*What this task involves*
Your task is to repeat the entries underneath exactly, minus the pictures.

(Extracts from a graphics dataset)
========

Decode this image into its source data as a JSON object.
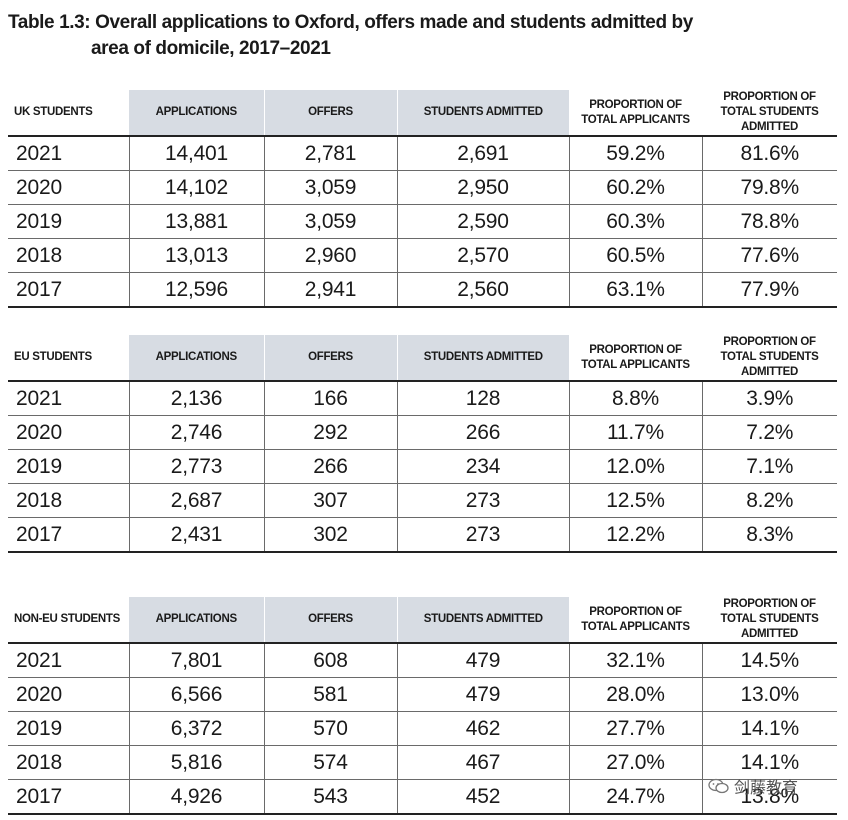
{
  "title": {
    "number": "Table 1.3:",
    "line1": "Overall applications to Oxford, offers made and students admitted by",
    "line2": "area of domicile, 2017–2021"
  },
  "columns": [
    "APPLICATIONS",
    "OFFERS",
    "STUDENTS ADMITTED",
    "PROPORTION OF TOTAL APPLICANTS",
    "PROPORTION OF TOTAL STUDENTS ADMITTED"
  ],
  "tables": [
    {
      "label": "UK STUDENTS",
      "rows": [
        [
          "2021",
          "14,401",
          "2,781",
          "2,691",
          "59.2%",
          "81.6%"
        ],
        [
          "2020",
          "14,102",
          "3,059",
          "2,950",
          "60.2%",
          "79.8%"
        ],
        [
          "2019",
          "13,881",
          "3,059",
          "2,590",
          "60.3%",
          "78.8%"
        ],
        [
          "2018",
          "13,013",
          "2,960",
          "2,570",
          "60.5%",
          "77.6%"
        ],
        [
          "2017",
          "12,596",
          "2,941",
          "2,560",
          "63.1%",
          "77.9%"
        ]
      ]
    },
    {
      "label": "EU STUDENTS",
      "rows": [
        [
          "2021",
          "2,136",
          "166",
          "128",
          "8.8%",
          "3.9%"
        ],
        [
          "2020",
          "2,746",
          "292",
          "266",
          "11.7%",
          "7.2%"
        ],
        [
          "2019",
          "2,773",
          "266",
          "234",
          "12.0%",
          "7.1%"
        ],
        [
          "2018",
          "2,687",
          "307",
          "273",
          "12.5%",
          "8.2%"
        ],
        [
          "2017",
          "2,431",
          "302",
          "273",
          "12.2%",
          "8.3%"
        ]
      ]
    },
    {
      "label": "NON-EU STUDENTS",
      "rows": [
        [
          "2021",
          "7,801",
          "608",
          "479",
          "32.1%",
          "14.5%"
        ],
        [
          "2020",
          "6,566",
          "581",
          "479",
          "28.0%",
          "13.0%"
        ],
        [
          "2019",
          "6,372",
          "570",
          "462",
          "27.7%",
          "14.1%"
        ],
        [
          "2018",
          "5,816",
          "574",
          "467",
          "27.0%",
          "14.1%"
        ],
        [
          "2017",
          "4,926",
          "543",
          "452",
          "24.7%",
          "13.8%"
        ]
      ]
    }
  ],
  "watermark": {
    "text": "剑藤教育",
    "icon": "wechat-icon"
  }
}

========

*Solution for this problem*
Decode this image into its source data as a JSON object.
{
  "title": {
    "number": "Table 1.3:",
    "line1": "Overall applications to Oxford, offers made and students admitted by",
    "line2": "area of domicile, 2017–2021"
  },
  "columns": [
    "APPLICATIONS",
    "OFFERS",
    "STUDENTS ADMITTED",
    "PROPORTION OF TOTAL APPLICANTS",
    "PROPORTION OF TOTAL STUDENTS ADMITTED"
  ],
  "tables": [
    {
      "label": "UK STUDENTS",
      "rows": [
        [
          "2021",
          "14,401",
          "2,781",
          "2,691",
          "59.2%",
          "81.6%"
        ],
        [
          "2020",
          "14,102",
          "3,059",
          "2,950",
          "60.2%",
          "79.8%"
        ],
        [
          "2019",
          "13,881",
          "3,059",
          "2,590",
          "60.3%",
          "78.8%"
        ],
        [
          "2018",
          "13,013",
          "2,960",
          "2,570",
          "60.5%",
          "77.6%"
        ],
        [
          "2017",
          "12,596",
          "2,941",
          "2,560",
          "63.1%",
          "77.9%"
        ]
      ]
    },
    {
      "label": "EU STUDENTS",
      "rows": [
        [
          "2021",
          "2,136",
          "166",
          "128",
          "8.8%",
          "3.9%"
        ],
        [
          "2020",
          "2,746",
          "292",
          "266",
          "11.7%",
          "7.2%"
        ],
        [
          "2019",
          "2,773",
          "266",
          "234",
          "12.0%",
          "7.1%"
        ],
        [
          "2018",
          "2,687",
          "307",
          "273",
          "12.5%",
          "8.2%"
        ],
        [
          "2017",
          "2,431",
          "302",
          "273",
          "12.2%",
          "8.3%"
        ]
      ]
    },
    {
      "label": "NON-EU STUDENTS",
      "rows": [
        [
          "2021",
          "7,801",
          "608",
          "479",
          "32.1%",
          "14.5%"
        ],
        [
          "2020",
          "6,566",
          "581",
          "479",
          "28.0%",
          "13.0%"
        ],
        [
          "2019",
          "6,372",
          "570",
          "462",
          "27.7%",
          "14.1%"
        ],
        [
          "2018",
          "5,816",
          "574",
          "467",
          "27.0%",
          "14.1%"
        ],
        [
          "2017",
          "4,926",
          "543",
          "452",
          "24.7%",
          "13.8%"
        ]
      ]
    }
  ],
  "watermark": {
    "text": "剑藤教育",
    "icon": "wechat-icon"
  }
}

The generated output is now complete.